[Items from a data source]
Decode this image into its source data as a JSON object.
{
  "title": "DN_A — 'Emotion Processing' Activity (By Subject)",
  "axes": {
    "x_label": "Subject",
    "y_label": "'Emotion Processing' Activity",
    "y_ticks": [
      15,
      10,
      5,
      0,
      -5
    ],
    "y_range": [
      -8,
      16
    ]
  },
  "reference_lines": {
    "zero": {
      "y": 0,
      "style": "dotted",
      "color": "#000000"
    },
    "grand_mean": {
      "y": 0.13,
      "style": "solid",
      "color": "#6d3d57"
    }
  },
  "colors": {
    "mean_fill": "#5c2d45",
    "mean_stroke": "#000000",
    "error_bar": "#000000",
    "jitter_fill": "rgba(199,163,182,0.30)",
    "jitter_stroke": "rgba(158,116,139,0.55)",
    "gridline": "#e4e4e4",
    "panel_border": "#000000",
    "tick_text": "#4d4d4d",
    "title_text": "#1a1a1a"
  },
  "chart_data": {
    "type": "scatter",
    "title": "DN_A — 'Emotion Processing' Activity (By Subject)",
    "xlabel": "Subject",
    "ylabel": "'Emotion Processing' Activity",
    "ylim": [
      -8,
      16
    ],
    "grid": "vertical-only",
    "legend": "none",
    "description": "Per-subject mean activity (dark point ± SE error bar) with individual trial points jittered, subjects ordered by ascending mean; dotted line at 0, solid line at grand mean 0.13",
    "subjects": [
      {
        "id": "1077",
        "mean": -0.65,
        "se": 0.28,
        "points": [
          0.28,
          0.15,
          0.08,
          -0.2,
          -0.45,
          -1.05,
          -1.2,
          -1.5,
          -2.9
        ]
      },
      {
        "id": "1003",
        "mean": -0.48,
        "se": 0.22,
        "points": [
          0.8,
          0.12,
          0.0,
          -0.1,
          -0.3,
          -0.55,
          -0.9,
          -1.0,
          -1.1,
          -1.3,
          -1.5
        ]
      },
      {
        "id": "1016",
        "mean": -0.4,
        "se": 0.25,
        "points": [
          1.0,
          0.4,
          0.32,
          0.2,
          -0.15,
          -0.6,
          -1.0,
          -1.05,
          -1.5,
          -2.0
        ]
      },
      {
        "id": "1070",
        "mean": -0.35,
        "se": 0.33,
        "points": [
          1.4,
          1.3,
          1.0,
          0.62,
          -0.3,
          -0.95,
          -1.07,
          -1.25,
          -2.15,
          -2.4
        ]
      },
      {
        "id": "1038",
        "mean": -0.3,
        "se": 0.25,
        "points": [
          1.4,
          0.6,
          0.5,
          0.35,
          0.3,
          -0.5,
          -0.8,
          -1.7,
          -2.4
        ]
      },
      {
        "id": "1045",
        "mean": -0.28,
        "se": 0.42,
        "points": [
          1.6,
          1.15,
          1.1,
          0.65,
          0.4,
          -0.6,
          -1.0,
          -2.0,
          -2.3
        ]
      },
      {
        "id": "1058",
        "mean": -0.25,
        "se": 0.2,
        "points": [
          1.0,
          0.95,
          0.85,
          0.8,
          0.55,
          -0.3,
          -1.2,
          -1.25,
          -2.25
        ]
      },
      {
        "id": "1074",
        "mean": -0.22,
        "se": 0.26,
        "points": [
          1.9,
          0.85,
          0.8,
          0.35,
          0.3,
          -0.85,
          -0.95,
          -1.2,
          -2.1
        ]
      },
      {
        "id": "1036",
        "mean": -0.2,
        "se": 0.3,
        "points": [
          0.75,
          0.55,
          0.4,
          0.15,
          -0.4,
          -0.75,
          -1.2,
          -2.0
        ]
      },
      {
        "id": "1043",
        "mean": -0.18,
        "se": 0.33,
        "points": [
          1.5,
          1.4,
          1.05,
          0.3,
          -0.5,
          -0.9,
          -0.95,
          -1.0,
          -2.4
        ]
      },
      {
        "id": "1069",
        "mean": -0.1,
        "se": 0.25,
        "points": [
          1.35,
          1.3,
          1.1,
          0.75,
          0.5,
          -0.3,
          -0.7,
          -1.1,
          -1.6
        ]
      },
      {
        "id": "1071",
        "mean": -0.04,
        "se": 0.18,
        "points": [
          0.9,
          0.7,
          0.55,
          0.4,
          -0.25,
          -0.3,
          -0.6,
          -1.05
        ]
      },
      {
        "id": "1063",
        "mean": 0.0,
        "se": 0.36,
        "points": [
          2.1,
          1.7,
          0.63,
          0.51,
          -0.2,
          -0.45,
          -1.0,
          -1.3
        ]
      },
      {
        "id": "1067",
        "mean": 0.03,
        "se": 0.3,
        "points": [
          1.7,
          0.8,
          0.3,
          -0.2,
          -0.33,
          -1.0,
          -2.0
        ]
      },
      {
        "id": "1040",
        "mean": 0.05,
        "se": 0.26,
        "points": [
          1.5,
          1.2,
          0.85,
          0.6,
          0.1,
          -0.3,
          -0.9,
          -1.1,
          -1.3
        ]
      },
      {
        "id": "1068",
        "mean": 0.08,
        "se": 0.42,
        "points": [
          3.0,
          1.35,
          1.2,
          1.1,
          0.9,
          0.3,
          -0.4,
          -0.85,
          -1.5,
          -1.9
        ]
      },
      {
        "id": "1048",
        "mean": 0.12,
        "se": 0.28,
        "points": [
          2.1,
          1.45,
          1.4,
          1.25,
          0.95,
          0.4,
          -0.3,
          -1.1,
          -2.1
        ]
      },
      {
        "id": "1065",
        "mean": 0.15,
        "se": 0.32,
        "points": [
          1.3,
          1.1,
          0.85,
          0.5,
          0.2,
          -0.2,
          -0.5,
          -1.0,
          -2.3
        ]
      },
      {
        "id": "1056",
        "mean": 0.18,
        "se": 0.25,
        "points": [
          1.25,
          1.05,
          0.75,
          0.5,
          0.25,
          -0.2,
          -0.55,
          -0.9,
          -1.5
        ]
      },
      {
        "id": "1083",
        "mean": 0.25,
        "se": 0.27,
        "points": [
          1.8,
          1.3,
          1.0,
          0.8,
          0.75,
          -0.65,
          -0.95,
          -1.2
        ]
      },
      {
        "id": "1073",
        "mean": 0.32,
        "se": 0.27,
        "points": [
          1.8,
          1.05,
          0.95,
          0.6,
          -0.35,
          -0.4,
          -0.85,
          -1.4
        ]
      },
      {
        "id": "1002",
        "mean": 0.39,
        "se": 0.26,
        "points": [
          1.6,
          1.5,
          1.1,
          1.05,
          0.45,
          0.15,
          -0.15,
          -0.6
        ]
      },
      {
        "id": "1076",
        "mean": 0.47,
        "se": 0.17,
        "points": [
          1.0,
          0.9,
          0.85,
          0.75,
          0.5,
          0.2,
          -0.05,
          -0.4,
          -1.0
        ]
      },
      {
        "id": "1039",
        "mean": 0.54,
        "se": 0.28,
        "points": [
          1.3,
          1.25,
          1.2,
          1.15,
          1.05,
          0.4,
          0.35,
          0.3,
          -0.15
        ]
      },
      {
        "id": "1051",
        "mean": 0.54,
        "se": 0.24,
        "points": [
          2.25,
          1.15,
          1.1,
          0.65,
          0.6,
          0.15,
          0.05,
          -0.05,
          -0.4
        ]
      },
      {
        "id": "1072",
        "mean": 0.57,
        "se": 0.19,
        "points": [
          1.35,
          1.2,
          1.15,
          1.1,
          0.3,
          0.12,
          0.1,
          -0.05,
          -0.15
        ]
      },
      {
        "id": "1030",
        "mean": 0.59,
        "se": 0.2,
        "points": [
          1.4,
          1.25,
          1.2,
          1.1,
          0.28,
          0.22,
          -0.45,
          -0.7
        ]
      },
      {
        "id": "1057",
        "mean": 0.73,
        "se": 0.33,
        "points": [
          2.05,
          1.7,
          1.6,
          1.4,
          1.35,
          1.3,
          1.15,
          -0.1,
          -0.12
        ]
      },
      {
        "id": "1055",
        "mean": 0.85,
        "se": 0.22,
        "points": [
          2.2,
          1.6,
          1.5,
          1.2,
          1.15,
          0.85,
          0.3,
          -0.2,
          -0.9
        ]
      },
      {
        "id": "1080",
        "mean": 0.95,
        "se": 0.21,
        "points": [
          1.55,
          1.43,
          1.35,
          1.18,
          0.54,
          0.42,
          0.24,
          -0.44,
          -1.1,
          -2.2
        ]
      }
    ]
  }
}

GOAL: Only lines with the word "Emotion" are wanted, so copy each one from the records.

ANSWER TO THIS TASK:
  "title": "DN_A — 'Emotion Processing' Activity (By Subject)",
    "y_label": "'Emotion Processing' Activity",
    "title": "DN_A — 'Emotion Processing' Activity (By Subject)",
    "ylabel": "'Emotion Processing' Activity",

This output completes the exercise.